> DATA FOR PROCESSING
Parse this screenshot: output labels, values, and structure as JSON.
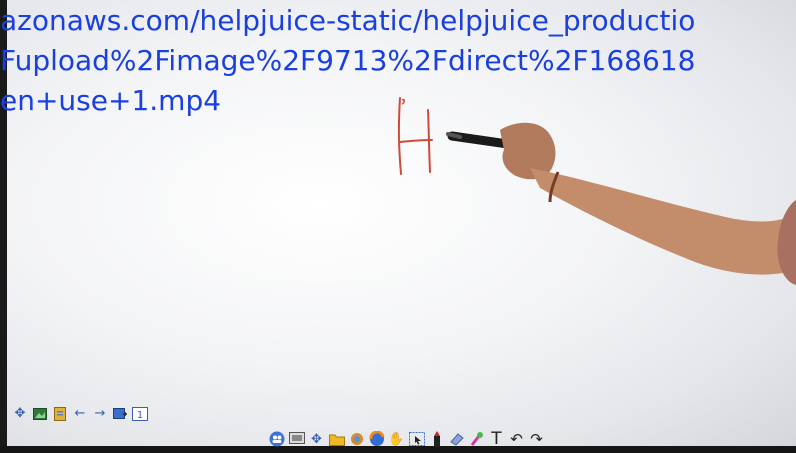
{
  "overlay_url": {
    "line1": "azonaws.com/helpjuice-static/helpjuice_productio",
    "line2": "Fupload%2Fimage%2F9713%2Fdirect%2F168618",
    "line3": "en+use+1.mp4"
  },
  "whiteboard": {
    "drawn_letter": "H",
    "ink_color": "#d04a3c"
  },
  "left_toolbar": {
    "icons": [
      "move-icon",
      "image-icon",
      "file-icon",
      "back-arrow-icon",
      "forward-arrow-icon",
      "add-page-icon",
      "page-number-icon"
    ],
    "page_number": "1"
  },
  "bottom_toolbar": {
    "icons": [
      "users-icon",
      "screen-icon",
      "move-icon",
      "folder-icon",
      "gear-icon",
      "browser-icon",
      "hand-icon",
      "select-icon",
      "pen-icon",
      "eraser-icon",
      "brush-icon",
      "text-icon",
      "undo-icon",
      "redo-icon"
    ],
    "text_tool_label": "T"
  },
  "colors": {
    "url_text": "#1a3fe0",
    "board_background": "#f3f4f6",
    "toolbar_accent": "#3a5fb5"
  }
}
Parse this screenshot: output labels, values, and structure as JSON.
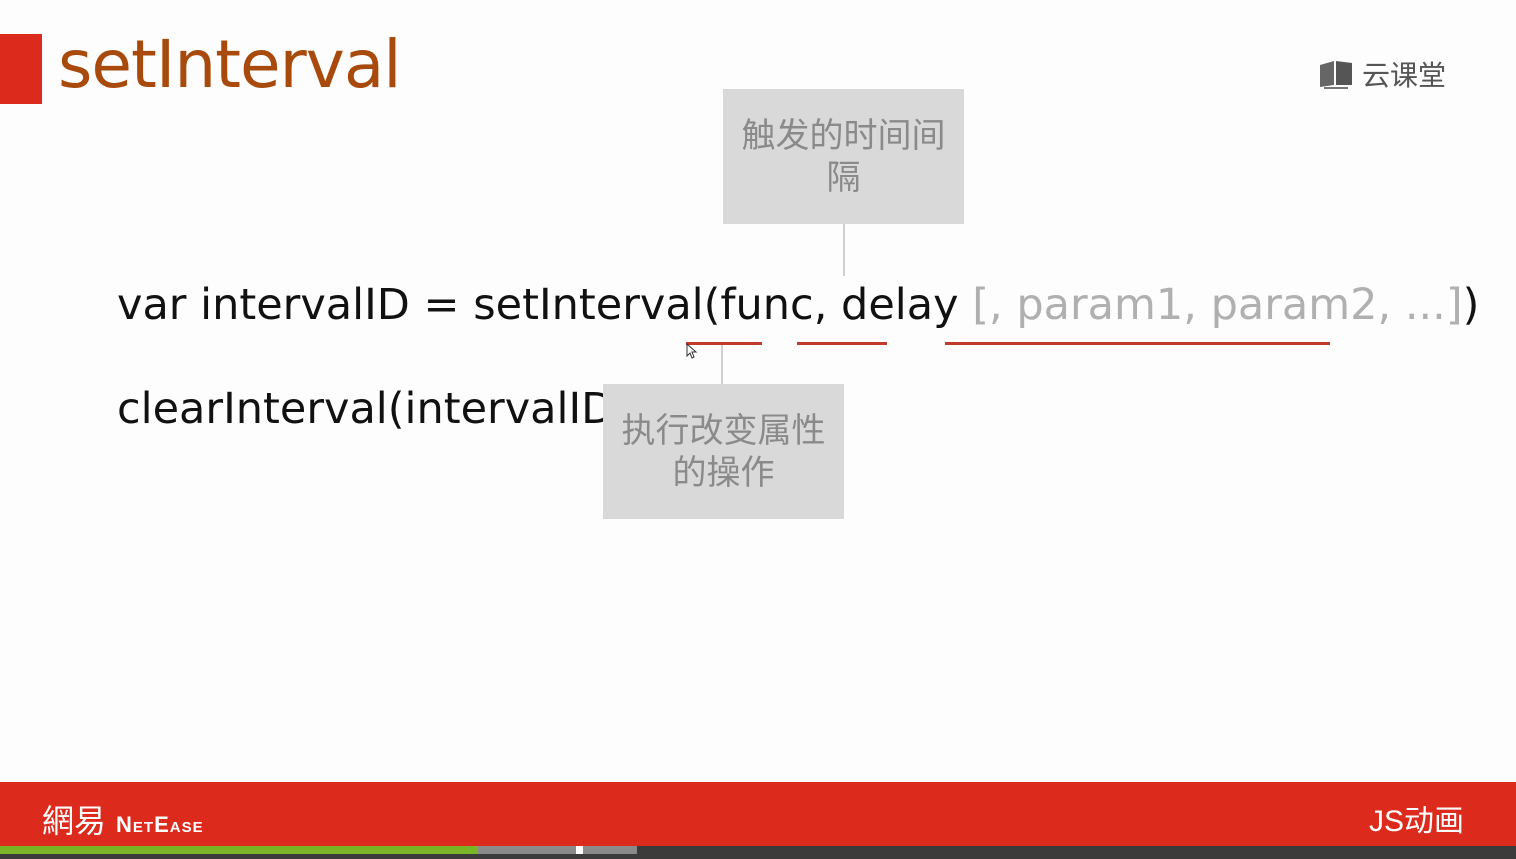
{
  "slide": {
    "title": "setInterval",
    "brand_label": "云课堂",
    "code_line1": {
      "main": "var intervalID = setInterval(func, delay ",
      "optional": "[, param1, param2, ...]",
      "close": ")"
    },
    "code_line2": "clearInterval(intervalID)",
    "callout_delay": "触发的时间间隔",
    "callout_func": "执行改变属性的操作"
  },
  "footer": {
    "logo_cn": "網易",
    "logo_en": "NetEase",
    "course": "JS动画"
  },
  "player": {
    "progress_fraction": 0.315,
    "buffered_fraction": 0.42
  },
  "colors": {
    "accent_red": "#dc2a1c",
    "title_brown": "#a84a0c",
    "underline_red": "#c0392b"
  }
}
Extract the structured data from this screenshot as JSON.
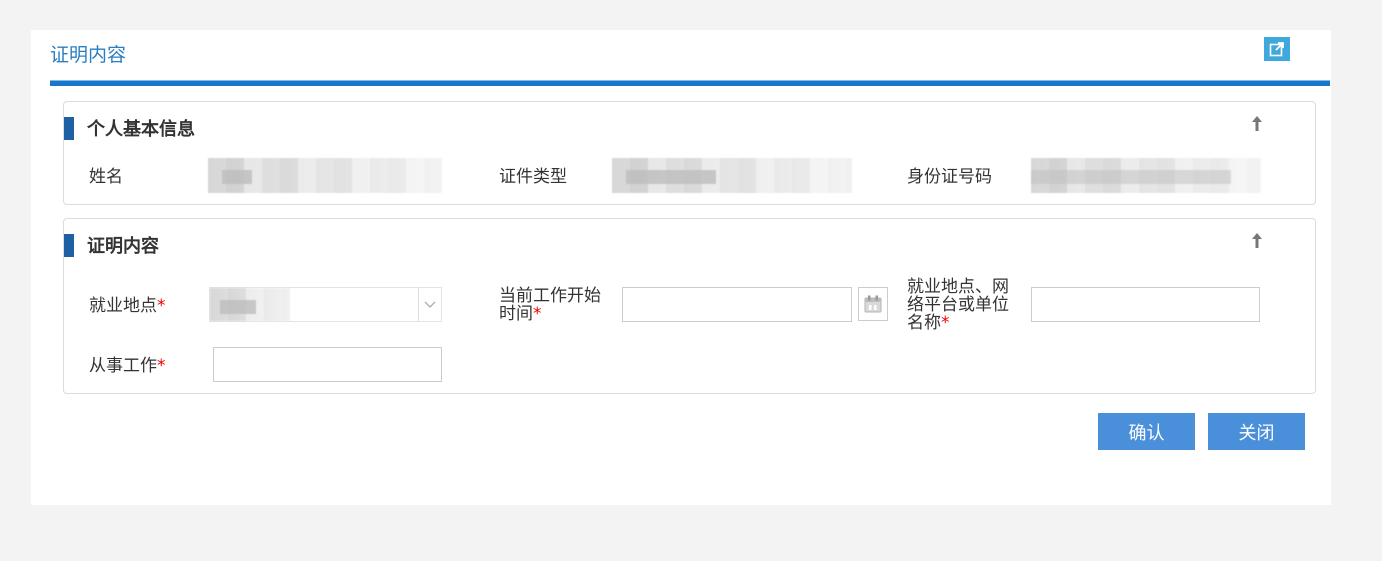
{
  "window": {
    "title": "证明内容"
  },
  "section_personal": {
    "title": "个人基本信息",
    "fields": {
      "name_label": "姓名",
      "id_type_label": "证件类型",
      "id_number_label": "身份证号码"
    }
  },
  "section_proof": {
    "title": "证明内容",
    "fields": {
      "location_label": "就业地点",
      "start_time_label_line1": "当前工作开始",
      "start_time_label_line2": "时间",
      "platform_label_line1": "就业地点、网",
      "platform_label_line2": "络平台或单位",
      "platform_label_line3": "名称",
      "job_label": "从事工作",
      "required_mark": "*"
    }
  },
  "buttons": {
    "confirm": "确认",
    "close": "关闭"
  },
  "colors": {
    "accent": "#2a7fc1",
    "rule": "#1677cc",
    "button": "#4a8fd9",
    "section_bar": "#1f5fa3",
    "required": "#e00000"
  }
}
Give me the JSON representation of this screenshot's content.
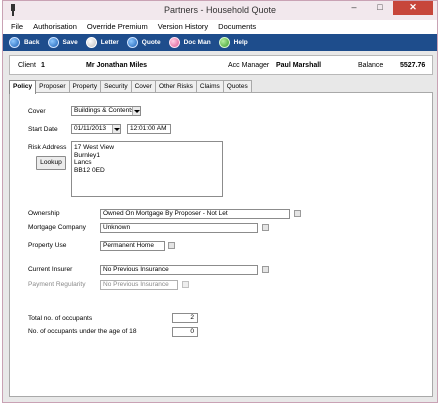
{
  "window": {
    "title": "Partners - Household Quote",
    "minimize": "–",
    "maximize": "□",
    "close": "✕"
  },
  "menu": [
    "File",
    "Authorisation",
    "Override Premium",
    "Version History",
    "Documents"
  ],
  "toolbar": [
    {
      "label": "Back",
      "icon": "back-arrow-icon",
      "color": "blue"
    },
    {
      "label": "Save",
      "icon": "save-icon",
      "color": "blue"
    },
    {
      "label": "Letter",
      "icon": "letter-icon",
      "color": "white"
    },
    {
      "label": "Quote",
      "icon": "quote-icon",
      "color": "blue"
    },
    {
      "label": "Doc Man",
      "icon": "doc-man-icon",
      "color": "pink"
    },
    {
      "label": "Help",
      "icon": "help-icon",
      "color": "green"
    }
  ],
  "client": {
    "client_label": "Client",
    "client_id": "1",
    "client_name": "Mr Jonathan Miles",
    "acc_manager_label": "Acc Manager",
    "acc_manager": "Paul Marshall",
    "balance_label": "Balance",
    "balance": "5527.76"
  },
  "tabs": [
    "Policy",
    "Proposer",
    "Property",
    "Security",
    "Cover",
    "Other Risks",
    "Claims",
    "Quotes"
  ],
  "active_tab": "Policy",
  "form": {
    "cover_label": "Cover",
    "cover_value": "Buildings & Contents",
    "start_date_label": "Start Date",
    "start_date": "01/11/2013",
    "start_time": "12:01:00 AM",
    "risk_address_label": "Risk Address",
    "lookup_button": "Lookup",
    "address_lines": [
      "17 West View",
      "Burnley1",
      "Lancs",
      "BB12 0ED"
    ],
    "ownership_label": "Ownership",
    "ownership_value": "Owned On Mortgage By Proposer - Not Let",
    "mortgage_label": "Mortgage Company",
    "mortgage_value": "Unknown",
    "property_use_label": "Property Use",
    "property_use_value": "Permanent Home",
    "current_insurer_label": "Current Insurer",
    "current_insurer_value": "No Previous Insurance",
    "payment_regularity_label": "Payment Regularity",
    "payment_regularity_value": "No Previous Insurance",
    "occupants_label": "Total no. of occupants",
    "occupants_value": "2",
    "under18_label": "No. of occupants under the age of 18",
    "under18_value": "0"
  }
}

> PROBLEM STATEMENT
Reproduce every line exactly and omit all pictures.

> SOLUTION FOR THIS EXERCISE
Parse this screenshot: output labels, values, and structure as JSON.
{
  "overlay_url": {
    "line1": "azonaws.com/helpjuice-static/helpjuice_productio",
    "line2": "Fupload%2Fimage%2F9713%2Fdirect%2F168618",
    "line3": "en+use+1.mp4"
  },
  "whiteboard": {
    "drawn_letter": "H",
    "ink_color": "#d04a3c"
  },
  "left_toolbar": {
    "icons": [
      "move-icon",
      "image-icon",
      "file-icon",
      "back-arrow-icon",
      "forward-arrow-icon",
      "add-page-icon",
      "page-number-icon"
    ],
    "page_number": "1"
  },
  "bottom_toolbar": {
    "icons": [
      "users-icon",
      "screen-icon",
      "move-icon",
      "folder-icon",
      "gear-icon",
      "browser-icon",
      "hand-icon",
      "select-icon",
      "pen-icon",
      "eraser-icon",
      "brush-icon",
      "text-icon",
      "undo-icon",
      "redo-icon"
    ],
    "text_tool_label": "T"
  },
  "colors": {
    "url_text": "#1a3fe0",
    "board_background": "#f3f4f6",
    "toolbar_accent": "#3a5fb5"
  }
}
Parse this screenshot: output labels, values, and structure as JSON.
{
  "slide": {
    "title": "setInterval",
    "brand_label": "云课堂",
    "code_line1": {
      "main": "var intervalID = setInterval(func, delay ",
      "optional": "[, param1, param2, ...]",
      "close": ")"
    },
    "code_line2": "clearInterval(intervalID)",
    "callout_delay": "触发的时间间隔",
    "callout_func": "执行改变属性的操作"
  },
  "footer": {
    "logo_cn": "網易",
    "logo_en": "NetEase",
    "course": "JS动画"
  },
  "player": {
    "progress_fraction": 0.315,
    "buffered_fraction": 0.42
  },
  "colors": {
    "accent_red": "#dc2a1c",
    "title_brown": "#a84a0c",
    "underline_red": "#c0392b"
  }
}
Extract the structured data from this screenshot as JSON.
{
  "window": {
    "title": "证明内容"
  },
  "section_personal": {
    "title": "个人基本信息",
    "fields": {
      "name_label": "姓名",
      "id_type_label": "证件类型",
      "id_number_label": "身份证号码"
    }
  },
  "section_proof": {
    "title": "证明内容",
    "fields": {
      "location_label": "就业地点",
      "start_time_label_line1": "当前工作开始",
      "start_time_label_line2": "时间",
      "platform_label_line1": "就业地点、网",
      "platform_label_line2": "络平台或单位",
      "platform_label_line3": "名称",
      "job_label": "从事工作",
      "required_mark": "*"
    }
  },
  "buttons": {
    "confirm": "确认",
    "close": "关闭"
  },
  "colors": {
    "accent": "#2a7fc1",
    "rule": "#1677cc",
    "button": "#4a8fd9",
    "section_bar": "#1f5fa3",
    "required": "#e00000"
  }
}
Give me the JSON representation of this screenshot's content.
{
  "window": {
    "title": "Partners - Household Quote",
    "minimize": "–",
    "maximize": "□",
    "close": "✕"
  },
  "menu": [
    "File",
    "Authorisation",
    "Override Premium",
    "Version History",
    "Documents"
  ],
  "toolbar": [
    {
      "label": "Back",
      "icon": "back-arrow-icon",
      "color": "blue"
    },
    {
      "label": "Save",
      "icon": "save-icon",
      "color": "blue"
    },
    {
      "label": "Letter",
      "icon": "letter-icon",
      "color": "white"
    },
    {
      "label": "Quote",
      "icon": "quote-icon",
      "color": "blue"
    },
    {
      "label": "Doc Man",
      "icon": "doc-man-icon",
      "color": "pink"
    },
    {
      "label": "Help",
      "icon": "help-icon",
      "color": "green"
    }
  ],
  "client": {
    "client_label": "Client",
    "client_id": "1",
    "client_name": "Mr Jonathan Miles",
    "acc_manager_label": "Acc Manager",
    "acc_manager": "Paul Marshall",
    "balance_label": "Balance",
    "balance": "5527.76"
  },
  "tabs": [
    "Policy",
    "Proposer",
    "Property",
    "Security",
    "Cover",
    "Other Risks",
    "Claims",
    "Quotes"
  ],
  "active_tab": "Policy",
  "form": {
    "cover_label": "Cover",
    "cover_value": "Buildings & Contents",
    "start_date_label": "Start Date",
    "start_date": "01/11/2013",
    "start_time": "12:01:00 AM",
    "risk_address_label": "Risk Address",
    "lookup_button": "Lookup",
    "address_lines": [
      "17 West View",
      "Burnley1",
      "Lancs",
      "BB12 0ED"
    ],
    "ownership_label": "Ownership",
    "ownership_value": "Owned On Mortgage By Proposer - Not Let",
    "mortgage_label": "Mortgage Company",
    "mortgage_value": "Unknown",
    "property_use_label": "Property Use",
    "property_use_value": "Permanent Home",
    "current_insurer_label": "Current Insurer",
    "current_insurer_value": "No Previous Insurance",
    "payment_regularity_label": "Payment Regularity",
    "payment_regularity_value": "No Previous Insurance",
    "occupants_label": "Total no. of occupants",
    "occupants_value": "2",
    "under18_label": "No. of occupants under the age of 18",
    "under18_value": "0"
  }
}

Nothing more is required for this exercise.